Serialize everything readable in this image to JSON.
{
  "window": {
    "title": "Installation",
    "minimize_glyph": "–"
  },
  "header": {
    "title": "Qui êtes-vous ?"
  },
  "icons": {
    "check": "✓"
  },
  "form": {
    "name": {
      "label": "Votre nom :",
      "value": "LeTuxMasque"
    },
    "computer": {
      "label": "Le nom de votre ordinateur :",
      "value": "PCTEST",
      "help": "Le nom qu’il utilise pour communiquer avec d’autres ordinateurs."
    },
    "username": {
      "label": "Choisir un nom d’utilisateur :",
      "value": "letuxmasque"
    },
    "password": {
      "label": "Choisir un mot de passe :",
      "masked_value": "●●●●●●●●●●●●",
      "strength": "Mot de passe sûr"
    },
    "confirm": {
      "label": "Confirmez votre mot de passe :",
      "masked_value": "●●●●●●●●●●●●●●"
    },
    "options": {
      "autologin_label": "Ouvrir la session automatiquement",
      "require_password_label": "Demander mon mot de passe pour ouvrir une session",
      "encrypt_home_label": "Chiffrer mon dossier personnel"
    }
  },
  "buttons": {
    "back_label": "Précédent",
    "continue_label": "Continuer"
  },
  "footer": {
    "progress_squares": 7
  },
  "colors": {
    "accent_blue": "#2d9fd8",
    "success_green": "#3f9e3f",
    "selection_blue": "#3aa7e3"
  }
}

= Do this =
Repeat the material in full, exactly as it stands.

= Answer below =
Serialize everything readable in this image to JSON.
{
  "window": {
    "title": "Installation",
    "minimize_glyph": "–"
  },
  "header": {
    "title": "Qui êtes-vous ?"
  },
  "icons": {
    "check": "✓"
  },
  "form": {
    "name": {
      "label": "Votre nom :",
      "value": "LeTuxMasque"
    },
    "computer": {
      "label": "Le nom de votre ordinateur :",
      "value": "PCTEST",
      "help": "Le nom qu’il utilise pour communiquer avec d’autres ordinateurs."
    },
    "username": {
      "label": "Choisir un nom d’utilisateur :",
      "value": "letuxmasque"
    },
    "password": {
      "label": "Choisir un mot de passe :",
      "masked_value": "●●●●●●●●●●●●",
      "strength": "Mot de passe sûr"
    },
    "confirm": {
      "label": "Confirmez votre mot de passe :",
      "masked_value": "●●●●●●●●●●●●●●"
    },
    "options": {
      "autologin_label": "Ouvrir la session automatiquement",
      "require_password_label": "Demander mon mot de passe pour ouvrir une session",
      "encrypt_home_label": "Chiffrer mon dossier personnel"
    }
  },
  "buttons": {
    "back_label": "Précédent",
    "continue_label": "Continuer"
  },
  "footer": {
    "progress_squares": 7
  },
  "colors": {
    "accent_blue": "#2d9fd8",
    "success_green": "#3f9e3f",
    "selection_blue": "#3aa7e3"
  }
}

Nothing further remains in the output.